# [Your instructions]
Comb through the entries for "data" and pull out each line that holds it.

<<<<

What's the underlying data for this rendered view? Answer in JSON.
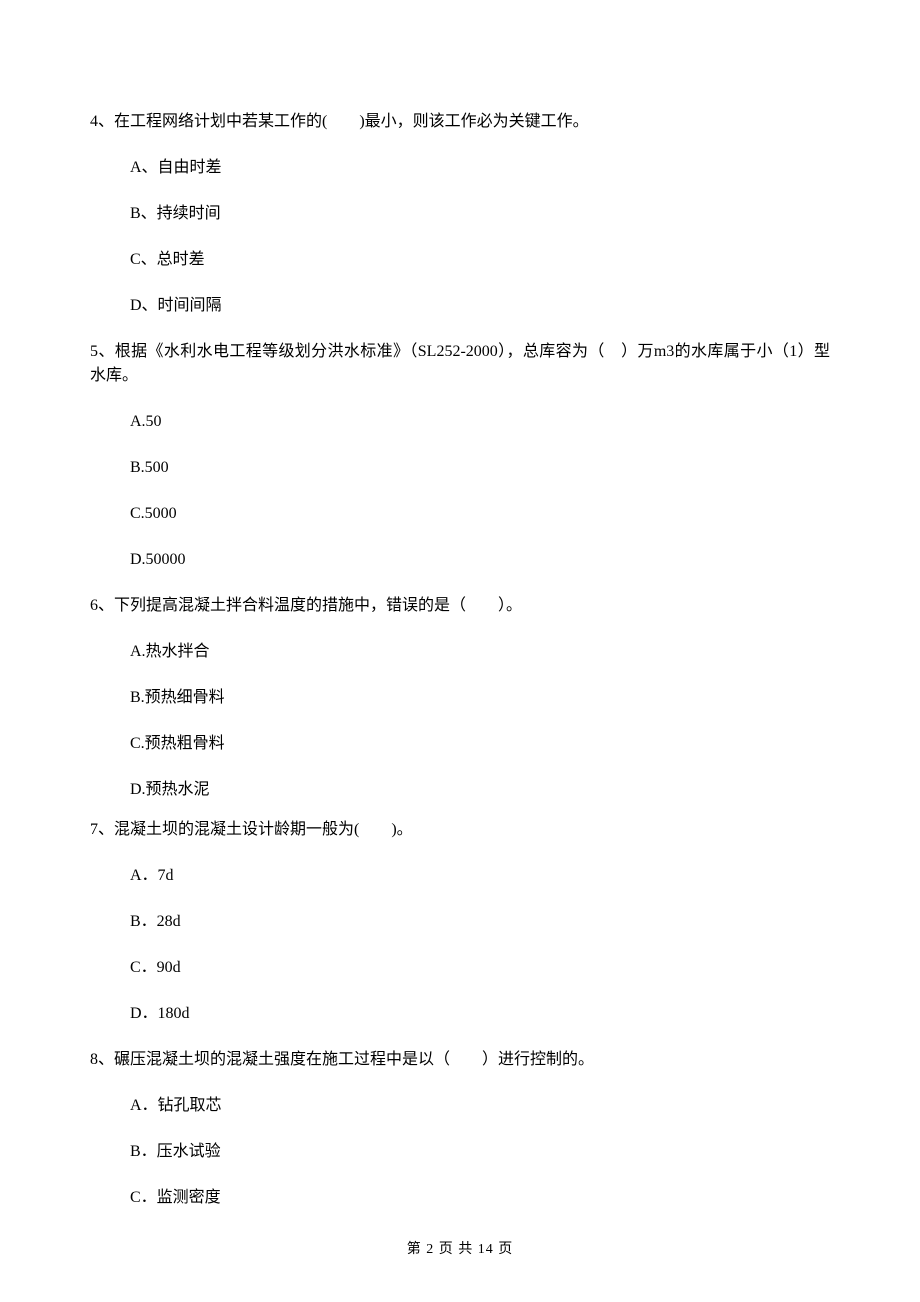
{
  "q4": {
    "stem": "4、在工程网络计划中若某工作的(　　)最小，则该工作必为关键工作。",
    "opts": {
      "A": "A、自由时差",
      "B": "B、持续时间",
      "C": "C、总时差",
      "D": "D、时间间隔"
    }
  },
  "q5": {
    "stem": "5、根据《水利水电工程等级划分洪水标准》（SL252-2000），总库容为（　）万m3的水库属于小（1）型水库。",
    "opts": {
      "A": "A.50",
      "B": "B.500",
      "C": "C.5000",
      "D": "D.50000"
    }
  },
  "q6": {
    "stem": "6、下列提高混凝土拌合料温度的措施中，错误的是（　　）。",
    "opts": {
      "A": "A.热水拌合",
      "B": "B.预热细骨料",
      "C": "C.预热粗骨料",
      "D": "D.预热水泥"
    }
  },
  "q7": {
    "stem": "7、混凝土坝的混凝土设计龄期一般为(　　)。",
    "opts": {
      "A": "A．7d",
      "B": "B．28d",
      "C": "C．90d",
      "D": "D．180d"
    }
  },
  "q8": {
    "stem": "8、碾压混凝土坝的混凝土强度在施工过程中是以（　　）进行控制的。",
    "opts": {
      "A": "A．钻孔取芯",
      "B": "B．压水试验",
      "C": "C．监测密度"
    }
  },
  "footer": "第 2 页 共 14 页"
}
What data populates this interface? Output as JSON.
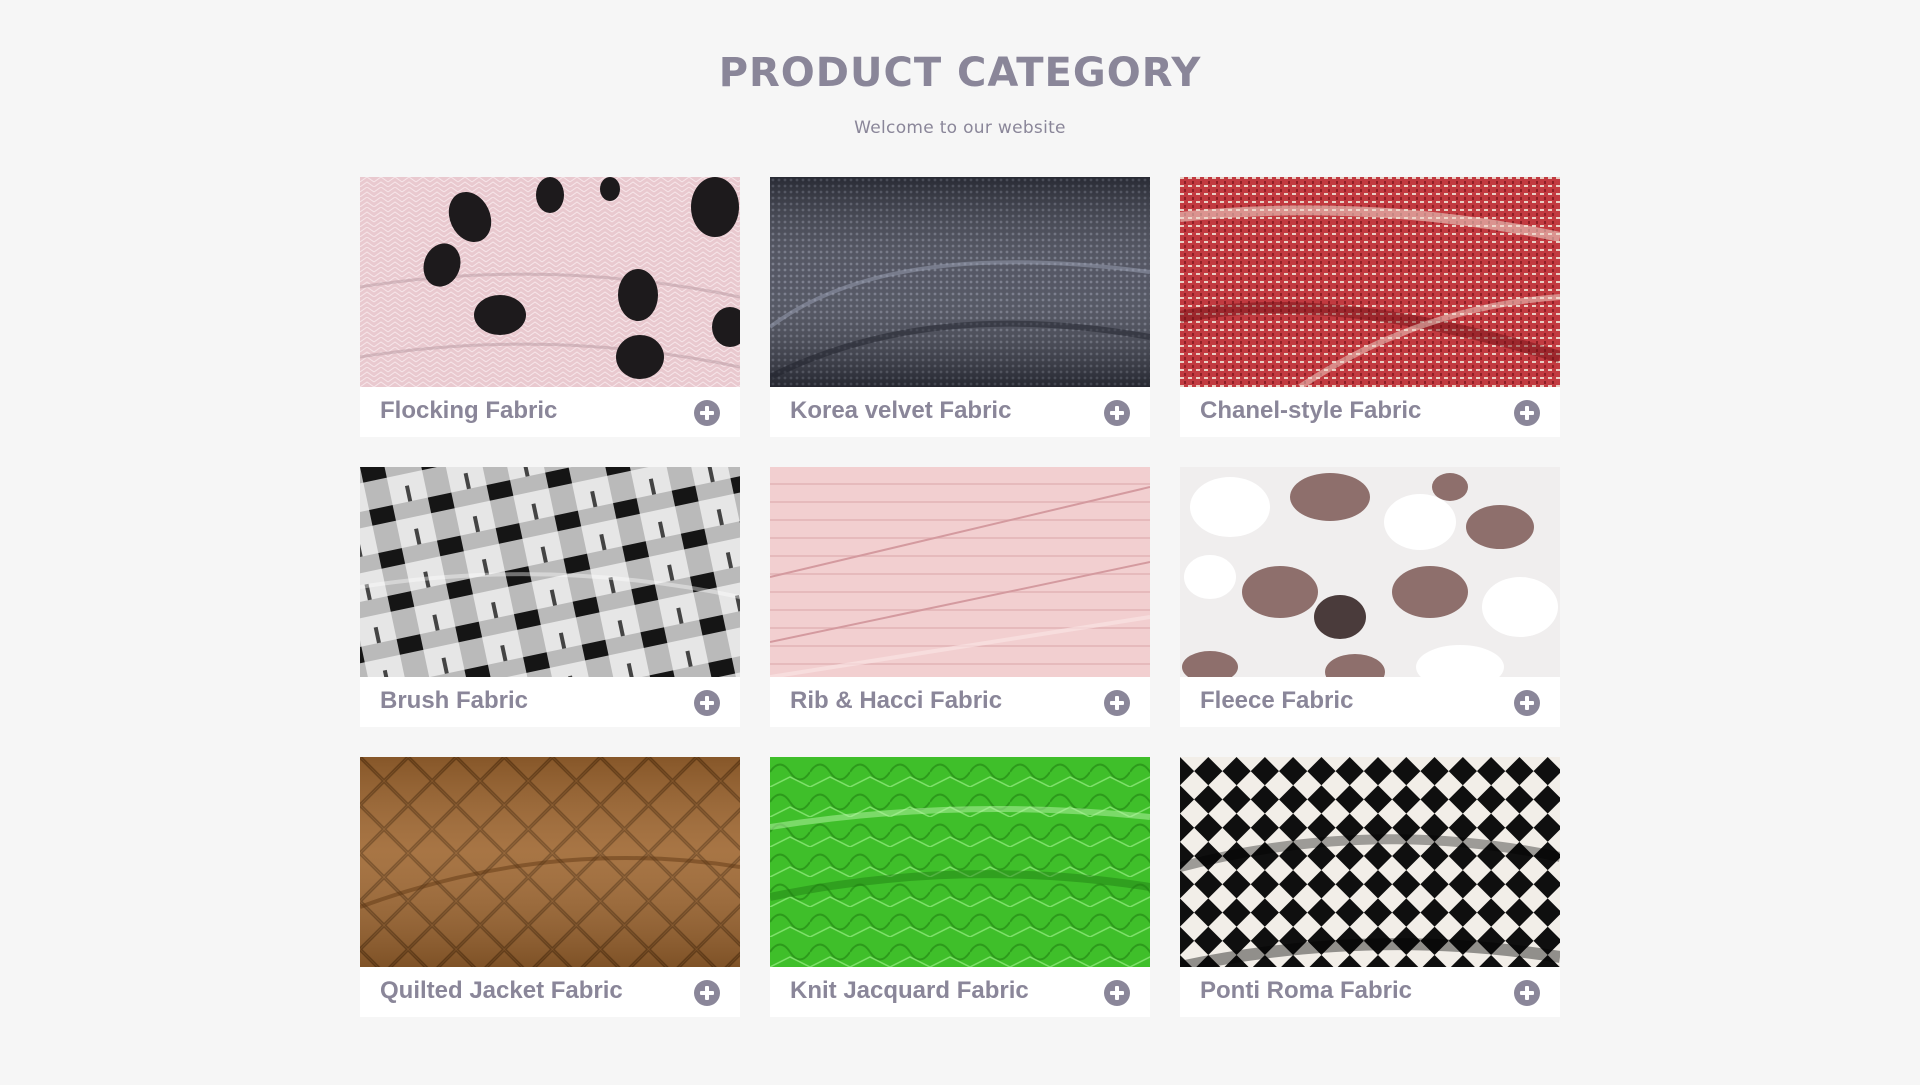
{
  "header": {
    "title": "PRODUCT CATEGORY",
    "subtitle": "Welcome to our website"
  },
  "colors": {
    "text": "#8a8699",
    "background": "#f6f6f6",
    "card": "#ffffff"
  },
  "categories": [
    {
      "label": "Flocking Fabric",
      "icon": "plus-circle-icon"
    },
    {
      "label": "Korea velvet Fabric",
      "icon": "plus-circle-icon"
    },
    {
      "label": "Chanel-style Fabric",
      "icon": "plus-circle-icon"
    },
    {
      "label": "Brush Fabric",
      "icon": "plus-circle-icon"
    },
    {
      "label": "Rib & Hacci Fabric",
      "icon": "plus-circle-icon"
    },
    {
      "label": "Fleece Fabric",
      "icon": "plus-circle-icon"
    },
    {
      "label": "Quilted Jacket Fabric",
      "icon": "plus-circle-icon"
    },
    {
      "label": "Knit Jacquard Fabric",
      "icon": "plus-circle-icon"
    },
    {
      "label": "Ponti Roma Fabric",
      "icon": "plus-circle-icon"
    }
  ]
}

>>>>

# [Final result]
What's the underlying data for this rendered view? Answer in JSON.
What data populates this interface? Output as JSON.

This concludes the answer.